§ **EXTRACT PROVIDED**:
_ _ _ _

Bioenergy plays a key role in scenarios limiting global warming below 2°C in 2100 relative to pre-industrial times. Land availability for bioenergy production is constrained due to competition with agriculture, nature conservation and other land uses. Utilizing recently abandoned cropland to produce bioenergy is a promising option for gradual bioenergy deployment with lower risks of potential trade-offs on food security and the environment. Up until now, the global extent of abandoned cropland has been unclear. Furthermore, there is a need to better map bioenergy potentials, taking into account site-specific conditions such as local climate, soil characteristics, agricultural management and water use.

Our study spatially quantify global bioenergy potentials from recently abandoned cropland under the land-energy-water nexus. We integrate a recently developed high-resolution satellite-derived land cover product (European Space Agency Climate Change Initiative Land Cover) with an agro-ecological crop yield model (Global Agro-Ecological Zones 3.0). Abandoned cropland is mapped as pixels transitioning from cropland to non-urban classes. We further identify candidate areas for nature conservation and areas with increased pressure on water resources. Based on climatic conditions, soil characteristics and agricultural management levels, we spatially model bioenergy yields and irrigation water use on abandoned cropland for three perennial grasses. We compute and analyze bioenergy potentials for 296 different variants of management factors and land and water use constraints. By assessing key energy, water and land indicators, we identify optimal bioenergy production strategies and site-specific trade-offs.

_ _ _ _

§ **WRITTEN INSTRUCTION**: In the passage on bioenergy, change "abandoned cropland" to "unused farmland" throughout everything from "Bioenergy plays a" down to "and water use.", and write out that part again.

§ **PROVIDED DATA**:
_ _ _ _

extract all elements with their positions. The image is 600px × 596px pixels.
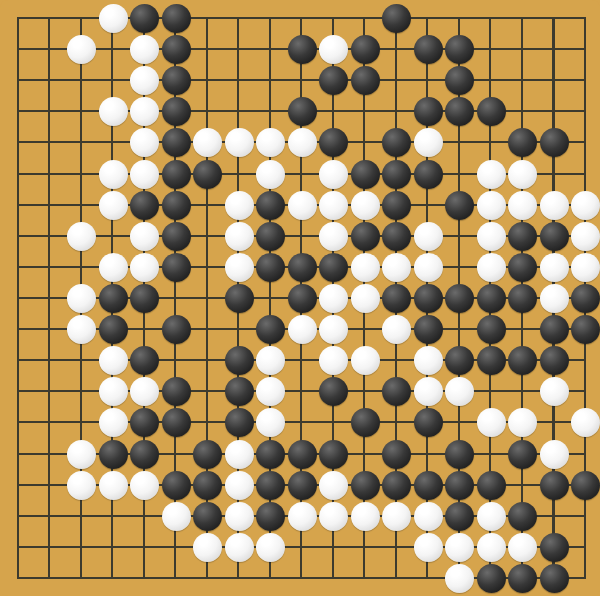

_ _ _ _

§ **THE RESPONSE**:
Bioenergy plays a key role in scenarios limiting global warming below 2°C in 2100 relative to pre-industrial times. Land availability for bioenergy production is constrained due to competition with agriculture, nature conservation and other land uses. Utilizing recently unused farmland to produce bioenergy is a promising option for gradual bioenergy deployment with lower risks of potential trade-offs on food security and the environment. Up until now, the global extent of unused farmland has been unclear. Furthermore, there is a need to better map bioenergy potentials, taking into account site-specific conditions such as local climate, soil characteristics, agricultural management and water use.